Text section »
Day 1 meeting notes

Waldemar Horwat
Wed Jul 28 17:06:21 PDT 2010
https://mail.mozilla.org/pipermail/es-discuss/2010-July/011607.html
ECMA needs permanent documentation of proposals to satisfy WTO
requirements.  Proposal is to have ECMA staff take snapshots of the
wiki once the relevant wiki proposal urls are posted.

Microsoft executed an ECMA software license for the test project.

Google is expected to contribute Sputnik.

Two active projects for contributions:  Test262, Harmony.  Use
separate software contribution pro.

Brendan will look into relicensing the ES3/4 grammar and semantic
engine and validator as BSD so it can be part of the Harmony
contribution.

John:  Easiest for TC39 members to just license contributions with BSD
licenses from the start.  Cuts out a lot of the legalese for
collaborative development, needing only one contributor agreement form
from each company for each project.

No response from Philippe to John.

No enthusiasm within the group for traveling to France for a TC39
meeting later this year.

Currently WebIDL has no editor.  There's a vacuum there.

Four different organizations are standardizing ECMAScript binary arrays:
* TC39
* WebGL typed arrays are happening now.  It's too late to affect them.
* HTML5 binary arrays are in an earlier stage.
* There's also NodeJS.
It's awkward to coordinate all of this.

Data extract »
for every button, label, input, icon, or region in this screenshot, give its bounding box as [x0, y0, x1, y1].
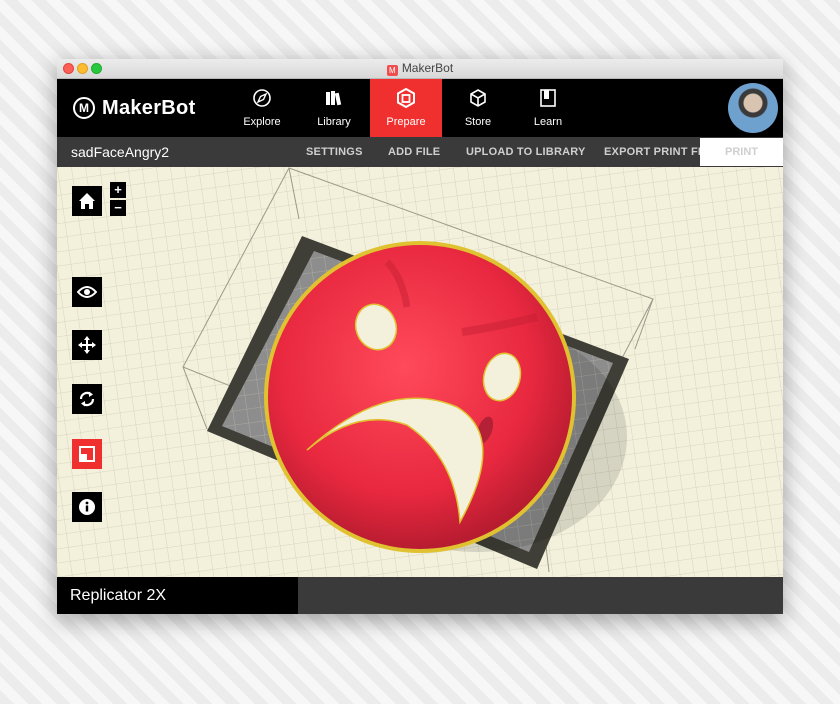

List of tasks »
A - From the meeting notes, set down word for word the stretch from "Two active projects" through "Philippe to John.".
B - Mark each statement yes or no according to the meeting notes, quoting the words that decide it: (i) Microsoft executed an ECMA software license for the test project. (ii) The group was keen on traveling to France for a TC39 meeting later this year. (iii) There is still time to affect WebGL typed arrays.

Results of the exercise »
A -
Two active projects for contributions:  Test262, Harmony.  Use
separate software contribution pro.

Brendan will look into relicensing the ES3/4 grammar and semantic
engine and validator as BSD so it can be part of the Harmony
contribution.

John:  Easiest for TC39 members to just license contributions with BSD
licenses from the start.  Cuts out a lot of the legalese for
collaborative development, needing only one contributor agreement form
from each company for each project.

No response from Philippe to John.

B -
(i) Yes: "Microsoft executed an ECMA software license for the test project."
(ii) No: "No enthusiasm within the group for traveling to France for a TC39 meeting later this year."
(iii) No: "WebGL typed arrays are happening now. It's too late to affect them."